Dataset records:
● ● ●

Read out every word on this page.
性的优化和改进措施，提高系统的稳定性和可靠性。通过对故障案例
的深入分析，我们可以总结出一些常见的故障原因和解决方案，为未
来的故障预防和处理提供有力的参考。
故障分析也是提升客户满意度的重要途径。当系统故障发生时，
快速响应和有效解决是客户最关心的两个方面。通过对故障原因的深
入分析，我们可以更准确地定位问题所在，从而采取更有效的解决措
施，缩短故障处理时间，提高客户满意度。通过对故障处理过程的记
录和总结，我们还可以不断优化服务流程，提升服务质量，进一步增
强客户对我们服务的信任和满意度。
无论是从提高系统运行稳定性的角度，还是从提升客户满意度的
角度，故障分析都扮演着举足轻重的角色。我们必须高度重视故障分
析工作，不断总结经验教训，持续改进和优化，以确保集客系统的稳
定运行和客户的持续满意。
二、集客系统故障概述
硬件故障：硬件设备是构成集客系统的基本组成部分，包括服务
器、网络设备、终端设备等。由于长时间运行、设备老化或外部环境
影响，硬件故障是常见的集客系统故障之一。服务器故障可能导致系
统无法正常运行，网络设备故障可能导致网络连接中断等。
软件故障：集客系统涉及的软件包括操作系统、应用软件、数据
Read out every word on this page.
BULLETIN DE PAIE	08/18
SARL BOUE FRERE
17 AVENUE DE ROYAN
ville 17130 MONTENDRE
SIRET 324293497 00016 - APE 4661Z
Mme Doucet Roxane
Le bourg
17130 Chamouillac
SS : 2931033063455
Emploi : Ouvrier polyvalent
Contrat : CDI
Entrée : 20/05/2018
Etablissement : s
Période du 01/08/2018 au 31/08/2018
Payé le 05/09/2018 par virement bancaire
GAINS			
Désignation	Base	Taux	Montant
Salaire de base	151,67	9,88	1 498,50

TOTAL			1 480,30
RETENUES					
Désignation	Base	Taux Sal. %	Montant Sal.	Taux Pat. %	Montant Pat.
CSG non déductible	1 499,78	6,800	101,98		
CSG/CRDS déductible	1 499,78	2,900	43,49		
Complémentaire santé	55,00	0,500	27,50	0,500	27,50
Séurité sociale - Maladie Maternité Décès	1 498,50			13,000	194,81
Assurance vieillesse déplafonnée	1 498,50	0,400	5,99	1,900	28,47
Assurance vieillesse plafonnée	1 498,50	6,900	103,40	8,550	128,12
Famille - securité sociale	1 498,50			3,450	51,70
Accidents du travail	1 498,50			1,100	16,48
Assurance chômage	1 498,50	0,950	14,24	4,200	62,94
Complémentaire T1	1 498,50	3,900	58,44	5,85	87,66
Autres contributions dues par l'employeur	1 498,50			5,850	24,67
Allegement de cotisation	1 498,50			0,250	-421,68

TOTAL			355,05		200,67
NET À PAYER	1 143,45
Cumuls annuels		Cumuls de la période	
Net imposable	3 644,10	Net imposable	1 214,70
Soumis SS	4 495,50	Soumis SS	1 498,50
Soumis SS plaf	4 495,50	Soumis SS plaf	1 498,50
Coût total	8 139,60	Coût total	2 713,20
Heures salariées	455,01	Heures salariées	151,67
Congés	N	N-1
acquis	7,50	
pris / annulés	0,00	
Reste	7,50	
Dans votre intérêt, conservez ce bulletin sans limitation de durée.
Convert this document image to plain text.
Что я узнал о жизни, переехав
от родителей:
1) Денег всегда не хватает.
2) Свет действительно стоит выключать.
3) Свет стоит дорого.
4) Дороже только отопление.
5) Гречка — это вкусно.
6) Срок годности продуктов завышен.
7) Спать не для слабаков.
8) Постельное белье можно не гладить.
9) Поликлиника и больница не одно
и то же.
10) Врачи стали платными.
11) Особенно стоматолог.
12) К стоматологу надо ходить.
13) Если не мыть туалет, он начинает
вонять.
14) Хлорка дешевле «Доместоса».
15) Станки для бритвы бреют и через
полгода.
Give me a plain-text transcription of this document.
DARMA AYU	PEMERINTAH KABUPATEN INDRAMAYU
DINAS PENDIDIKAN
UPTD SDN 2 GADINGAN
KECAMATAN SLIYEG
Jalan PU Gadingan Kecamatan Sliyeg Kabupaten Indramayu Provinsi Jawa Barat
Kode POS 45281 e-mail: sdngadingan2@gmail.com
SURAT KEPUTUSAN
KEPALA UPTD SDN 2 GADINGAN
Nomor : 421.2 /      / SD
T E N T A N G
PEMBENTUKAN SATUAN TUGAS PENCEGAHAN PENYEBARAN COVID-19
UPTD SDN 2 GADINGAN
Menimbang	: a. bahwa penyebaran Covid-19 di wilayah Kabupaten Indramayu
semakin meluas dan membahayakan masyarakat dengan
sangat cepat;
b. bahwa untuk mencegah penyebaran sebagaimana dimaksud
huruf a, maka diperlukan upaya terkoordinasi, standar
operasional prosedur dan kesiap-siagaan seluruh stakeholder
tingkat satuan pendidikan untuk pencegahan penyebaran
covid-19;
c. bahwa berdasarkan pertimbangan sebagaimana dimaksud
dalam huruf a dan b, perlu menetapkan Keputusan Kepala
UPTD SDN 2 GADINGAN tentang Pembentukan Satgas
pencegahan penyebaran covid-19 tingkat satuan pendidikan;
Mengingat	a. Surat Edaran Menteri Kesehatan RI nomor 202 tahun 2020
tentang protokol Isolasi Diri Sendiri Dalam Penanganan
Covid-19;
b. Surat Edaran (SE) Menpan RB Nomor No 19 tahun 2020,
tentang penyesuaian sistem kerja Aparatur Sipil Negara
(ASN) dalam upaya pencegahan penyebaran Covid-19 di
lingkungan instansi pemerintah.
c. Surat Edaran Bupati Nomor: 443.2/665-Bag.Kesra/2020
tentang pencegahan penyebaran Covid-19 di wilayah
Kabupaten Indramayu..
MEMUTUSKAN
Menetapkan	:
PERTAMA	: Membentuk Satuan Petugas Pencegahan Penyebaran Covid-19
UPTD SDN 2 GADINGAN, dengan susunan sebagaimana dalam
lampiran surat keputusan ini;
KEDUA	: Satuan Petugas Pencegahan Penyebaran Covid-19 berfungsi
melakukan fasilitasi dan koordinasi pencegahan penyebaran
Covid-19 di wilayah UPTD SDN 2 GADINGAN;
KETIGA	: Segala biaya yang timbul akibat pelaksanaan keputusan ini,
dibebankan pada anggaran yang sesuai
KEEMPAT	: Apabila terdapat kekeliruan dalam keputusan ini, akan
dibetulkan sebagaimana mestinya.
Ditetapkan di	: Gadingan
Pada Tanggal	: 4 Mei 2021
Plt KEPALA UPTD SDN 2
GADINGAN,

● ● ●

DIRECTION:
The lines above should be duplicated exactly.

EXPECTED ANSWER:
Read out every word on this page.
性的优化和改进措施，提高系统的稳定性和可靠性。通过对故障案例
的深入分析，我们可以总结出一些常见的故障原因和解决方案，为未
来的故障预防和处理提供有力的参考。
故障分析也是提升客户满意度的重要途径。当系统故障发生时，
快速响应和有效解决是客户最关心的两个方面。通过对故障原因的深
入分析，我们可以更准确地定位问题所在，从而采取更有效的解决措
施，缩短故障处理时间，提高客户满意度。通过对故障处理过程的记
录和总结，我们还可以不断优化服务流程，提升服务质量，进一步增
强客户对我们服务的信任和满意度。
无论是从提高系统运行稳定性的角度，还是从提升客户满意度的
角度，故障分析都扮演着举足轻重的角色。我们必须高度重视故障分
析工作，不断总结经验教训，持续改进和优化，以确保集客系统的稳
定运行和客户的持续满意。
二、集客系统故障概述
硬件故障：硬件设备是构成集客系统的基本组成部分，包括服务
器、网络设备、终端设备等。由于长时间运行、设备老化或外部环境
影响，硬件故障是常见的集客系统故障之一。服务器故障可能导致系
统无法正常运行，网络设备故障可能导致网络连接中断等。
软件故障：集客系统涉及的软件包括操作系统、应用软件、数据
Read out every word on this page.
BULLETIN DE PAIE	08/18
SARL BOUE FRERE
17 AVENUE DE ROYAN
ville 17130 MONTENDRE
SIRET 324293497 00016 - APE 4661Z
Mme Doucet Roxane
Le bourg
17130 Chamouillac
SS : 2931033063455
Emploi : Ouvrier polyvalent
Contrat : CDI
Entrée : 20/05/2018
Etablissement : s
Période du 01/08/2018 au 31/08/2018
Payé le 05/09/2018 par virement bancaire
GAINS			
Désignation	Base	Taux	Montant
Salaire de base	151,67	9,88	1 498,50

TOTAL			1 480,30
RETENUES					
Désignation	Base	Taux Sal. %	Montant Sal.	Taux Pat. %	Montant Pat.
CSG non déductible	1 499,78	6,800	101,98		
CSG/CRDS déductible	1 499,78	2,900	43,49		
Complémentaire santé	55,00	0,500	27,50	0,500	27,50
Séurité sociale - Maladie Maternité Décès	1 498,50			13,000	194,81
Assurance vieillesse déplafonnée	1 498,50	0,400	5,99	1,900	28,47
Assurance vieillesse plafonnée	1 498,50	6,900	103,40	8,550	128,12
Famille - securité sociale	1 498,50			3,450	51,70
Accidents du travail	1 498,50			1,100	16,48
Assurance chômage	1 498,50	0,950	14,24	4,200	62,94
Complémentaire T1	1 498,50	3,900	58,44	5,85	87,66
Autres contributions dues par l'employeur	1 498,50			5,850	24,67
Allegement de cotisation	1 498,50			0,250	-421,68

TOTAL			355,05		200,67
NET À PAYER	1 143,45
Cumuls annuels		Cumuls de la période	
Net imposable	3 644,10	Net imposable	1 214,70
Soumis SS	4 495,50	Soumis SS	1 498,50
Soumis SS plaf	4 495,50	Soumis SS plaf	1 498,50
Coût total	8 139,60	Coût total	2 713,20
Heures salariées	455,01	Heures salariées	151,67
Congés	N	N-1
acquis	7,50	
pris / annulés	0,00	
Reste	7,50	
Dans votre intérêt, conservez ce bulletin sans limitation de durée.
Convert this document image to plain text.
Что я узнал о жизни, переехав
от родителей:
1) Денег всегда не хватает.
2) Свет действительно стоит выключать.
3) Свет стоит дорого.
4) Дороже только отопление.
5) Гречка — это вкусно.
6) Срок годности продуктов завышен.
7) Спать не для слабаков.
8) Постельное белье можно не гладить.
9) Поликлиника и больница не одно
и то же.
10) Врачи стали платными.
11) Особенно стоматолог.
12) К стоматологу надо ходить.
13) Если не мыть туалет, он начинает
вонять.
14) Хлорка дешевле «Доместоса».
15) Станки для бритвы бреют и через
полгода.
Give me a plain-text transcription of this document.
DARMA AYU	PEMERINTAH KABUPATEN INDRAMAYU
DINAS PENDIDIKAN
UPTD SDN 2 GADINGAN
KECAMATAN SLIYEG
Jalan PU Gadingan Kecamatan Sliyeg Kabupaten Indramayu Provinsi Jawa Barat
Kode POS 45281 e-mail: sdngadingan2@gmail.com
SURAT KEPUTUSAN
KEPALA UPTD SDN 2 GADINGAN
Nomor : 421.2 /      / SD
T E N T A N G
PEMBENTUKAN SATUAN TUGAS PENCEGAHAN PENYEBARAN COVID-19
UPTD SDN 2 GADINGAN
Menimbang	: a. bahwa penyebaran Covid-19 di wilayah Kabupaten Indramayu
semakin meluas dan membahayakan masyarakat dengan
sangat cepat;
b. bahwa untuk mencegah penyebaran sebagaimana dimaksud
huruf a, maka diperlukan upaya terkoordinasi, standar
operasional prosedur dan kesiap-siagaan seluruh stakeholder
tingkat satuan pendidikan untuk pencegahan penyebaran
covid-19;
c. bahwa berdasarkan pertimbangan sebagaimana dimaksud
dalam huruf a dan b, perlu menetapkan Keputusan Kepala
UPTD SDN 2 GADINGAN tentang Pembentukan Satgas
pencegahan penyebaran covid-19 tingkat satuan pendidikan;
Mengingat	a. Surat Edaran Menteri Kesehatan RI nomor 202 tahun 2020
tentang protokol Isolasi Diri Sendiri Dalam Penanganan
Covid-19;
b. Surat Edaran (SE) Menpan RB Nomor No 19 tahun 2020,
tentang penyesuaian sistem kerja Aparatur Sipil Negara
(ASN) dalam upaya pencegahan penyebaran Covid-19 di
lingkungan instansi pemerintah.
c. Surat Edaran Bupati Nomor: 443.2/665-Bag.Kesra/2020
tentang pencegahan penyebaran Covid-19 di wilayah
Kabupaten Indramayu..
MEMUTUSKAN
Menetapkan	:
PERTAMA	: Membentuk Satuan Petugas Pencegahan Penyebaran Covid-19
UPTD SDN 2 GADINGAN, dengan susunan sebagaimana dalam
lampiran surat keputusan ini;
KEDUA	: Satuan Petugas Pencegahan Penyebaran Covid-19 berfungsi
melakukan fasilitasi dan koordinasi pencegahan penyebaran
Covid-19 di wilayah UPTD SDN 2 GADINGAN;
KETIGA	: Segala biaya yang timbul akibat pelaksanaan keputusan ini,
dibebankan pada anggaran yang sesuai
KEEMPAT	: Apabila terdapat kekeliruan dalam keputusan ini, akan
dibetulkan sebagaimana mestinya.
Ditetapkan di	: Gadingan
Pada Tanggal	: 4 Mei 2021
Plt KEPALA UPTD SDN 2
GADINGAN,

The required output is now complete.